• **Task**
Find the number of lines containing the string "JSON" in the data. Answer with the number by itself.

"""

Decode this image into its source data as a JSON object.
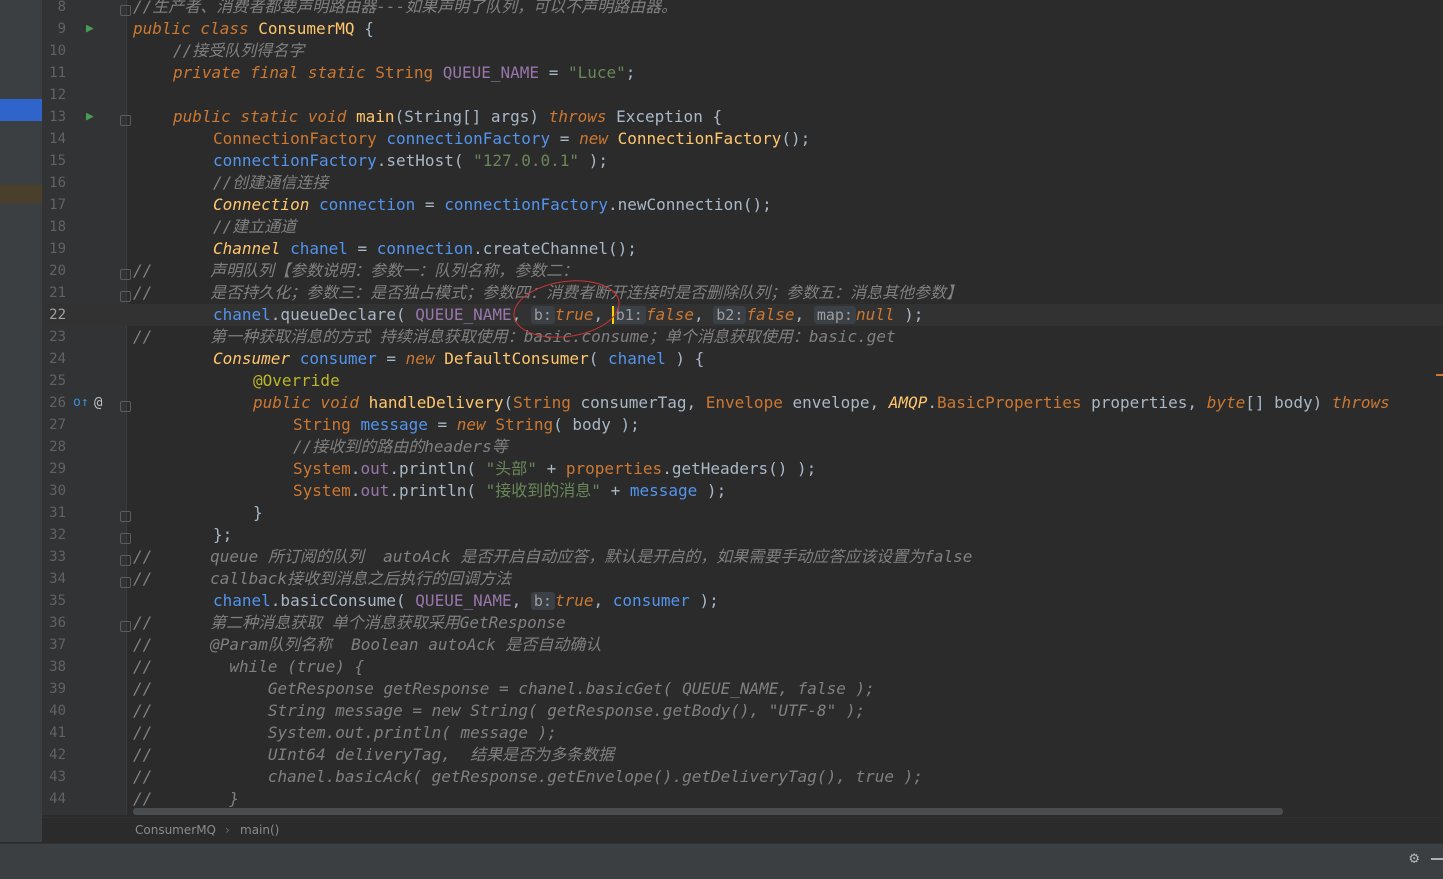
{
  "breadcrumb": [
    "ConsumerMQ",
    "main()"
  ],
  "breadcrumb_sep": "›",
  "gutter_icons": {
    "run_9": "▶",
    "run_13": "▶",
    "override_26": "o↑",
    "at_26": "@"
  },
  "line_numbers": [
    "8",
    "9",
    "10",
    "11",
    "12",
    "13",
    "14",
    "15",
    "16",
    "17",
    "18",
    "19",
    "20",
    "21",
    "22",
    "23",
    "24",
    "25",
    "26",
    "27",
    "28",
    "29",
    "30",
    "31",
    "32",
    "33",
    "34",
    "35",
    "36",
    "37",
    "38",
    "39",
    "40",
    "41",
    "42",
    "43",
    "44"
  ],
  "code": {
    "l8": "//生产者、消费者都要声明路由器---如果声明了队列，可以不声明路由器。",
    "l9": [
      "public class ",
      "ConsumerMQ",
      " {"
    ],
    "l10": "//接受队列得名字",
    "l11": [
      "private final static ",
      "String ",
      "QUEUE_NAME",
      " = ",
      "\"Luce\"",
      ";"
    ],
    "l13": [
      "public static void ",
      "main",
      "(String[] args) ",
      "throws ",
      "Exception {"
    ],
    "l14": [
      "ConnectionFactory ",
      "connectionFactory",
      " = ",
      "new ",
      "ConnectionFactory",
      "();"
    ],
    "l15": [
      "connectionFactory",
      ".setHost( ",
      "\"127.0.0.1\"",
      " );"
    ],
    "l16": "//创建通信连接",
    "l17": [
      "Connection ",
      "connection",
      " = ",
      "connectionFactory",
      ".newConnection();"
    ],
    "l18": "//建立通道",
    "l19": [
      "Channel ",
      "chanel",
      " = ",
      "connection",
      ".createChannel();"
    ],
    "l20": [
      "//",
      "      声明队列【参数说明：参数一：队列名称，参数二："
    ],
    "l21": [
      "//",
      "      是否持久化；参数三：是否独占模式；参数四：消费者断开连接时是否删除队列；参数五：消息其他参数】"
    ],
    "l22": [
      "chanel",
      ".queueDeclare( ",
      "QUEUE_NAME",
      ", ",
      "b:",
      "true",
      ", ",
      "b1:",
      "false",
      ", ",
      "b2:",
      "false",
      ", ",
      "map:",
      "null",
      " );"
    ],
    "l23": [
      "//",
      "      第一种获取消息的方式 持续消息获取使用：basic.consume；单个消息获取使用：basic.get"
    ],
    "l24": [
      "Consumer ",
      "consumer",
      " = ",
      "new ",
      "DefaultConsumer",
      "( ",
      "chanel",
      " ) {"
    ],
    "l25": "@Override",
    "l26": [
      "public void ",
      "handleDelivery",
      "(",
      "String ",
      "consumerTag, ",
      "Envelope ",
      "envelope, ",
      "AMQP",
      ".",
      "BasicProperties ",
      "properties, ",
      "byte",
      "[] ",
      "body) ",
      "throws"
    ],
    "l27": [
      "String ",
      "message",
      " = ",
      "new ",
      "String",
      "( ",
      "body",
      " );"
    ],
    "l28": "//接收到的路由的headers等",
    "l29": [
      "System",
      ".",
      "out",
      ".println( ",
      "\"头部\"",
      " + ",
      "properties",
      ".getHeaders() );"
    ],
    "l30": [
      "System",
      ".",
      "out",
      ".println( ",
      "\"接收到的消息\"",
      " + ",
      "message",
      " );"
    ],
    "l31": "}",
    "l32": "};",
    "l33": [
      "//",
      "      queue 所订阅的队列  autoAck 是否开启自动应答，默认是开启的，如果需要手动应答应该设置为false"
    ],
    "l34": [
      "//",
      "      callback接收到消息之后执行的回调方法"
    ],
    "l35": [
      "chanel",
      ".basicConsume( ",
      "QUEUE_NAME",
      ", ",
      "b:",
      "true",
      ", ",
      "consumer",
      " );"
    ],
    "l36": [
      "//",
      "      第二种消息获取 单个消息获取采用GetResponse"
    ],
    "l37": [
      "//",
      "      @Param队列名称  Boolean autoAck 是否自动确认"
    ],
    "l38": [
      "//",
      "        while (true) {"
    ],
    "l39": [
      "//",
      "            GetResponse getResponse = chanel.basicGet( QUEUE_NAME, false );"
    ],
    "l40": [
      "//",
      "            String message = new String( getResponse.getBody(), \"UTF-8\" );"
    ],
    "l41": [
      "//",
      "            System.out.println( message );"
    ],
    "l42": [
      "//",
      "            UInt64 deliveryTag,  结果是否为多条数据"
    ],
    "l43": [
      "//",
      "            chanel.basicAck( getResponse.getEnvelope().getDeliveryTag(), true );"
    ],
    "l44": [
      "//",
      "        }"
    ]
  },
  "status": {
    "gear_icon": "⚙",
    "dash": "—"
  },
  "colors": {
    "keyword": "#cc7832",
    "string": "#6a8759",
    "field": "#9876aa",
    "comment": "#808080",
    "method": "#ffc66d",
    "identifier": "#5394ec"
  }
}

"""
"""

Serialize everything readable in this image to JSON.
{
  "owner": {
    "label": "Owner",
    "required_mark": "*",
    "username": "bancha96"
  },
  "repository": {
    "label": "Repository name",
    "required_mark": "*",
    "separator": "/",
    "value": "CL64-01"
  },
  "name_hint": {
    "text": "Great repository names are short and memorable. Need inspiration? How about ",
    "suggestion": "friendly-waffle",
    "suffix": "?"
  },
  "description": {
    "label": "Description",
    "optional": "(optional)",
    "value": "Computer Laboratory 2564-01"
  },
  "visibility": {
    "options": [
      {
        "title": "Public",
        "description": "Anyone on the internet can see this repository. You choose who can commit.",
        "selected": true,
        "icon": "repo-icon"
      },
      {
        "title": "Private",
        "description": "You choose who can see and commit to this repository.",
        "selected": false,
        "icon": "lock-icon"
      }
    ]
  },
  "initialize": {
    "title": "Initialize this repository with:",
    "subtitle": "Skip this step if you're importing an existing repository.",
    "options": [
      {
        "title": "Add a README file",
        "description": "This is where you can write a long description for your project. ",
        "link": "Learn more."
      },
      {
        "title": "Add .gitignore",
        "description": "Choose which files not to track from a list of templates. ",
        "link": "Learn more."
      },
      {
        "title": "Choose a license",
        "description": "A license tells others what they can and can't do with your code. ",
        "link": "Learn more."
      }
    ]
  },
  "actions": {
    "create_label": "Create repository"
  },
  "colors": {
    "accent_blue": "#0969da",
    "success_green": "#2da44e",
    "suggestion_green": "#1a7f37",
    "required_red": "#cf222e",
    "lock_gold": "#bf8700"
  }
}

"""

• **Output below**
2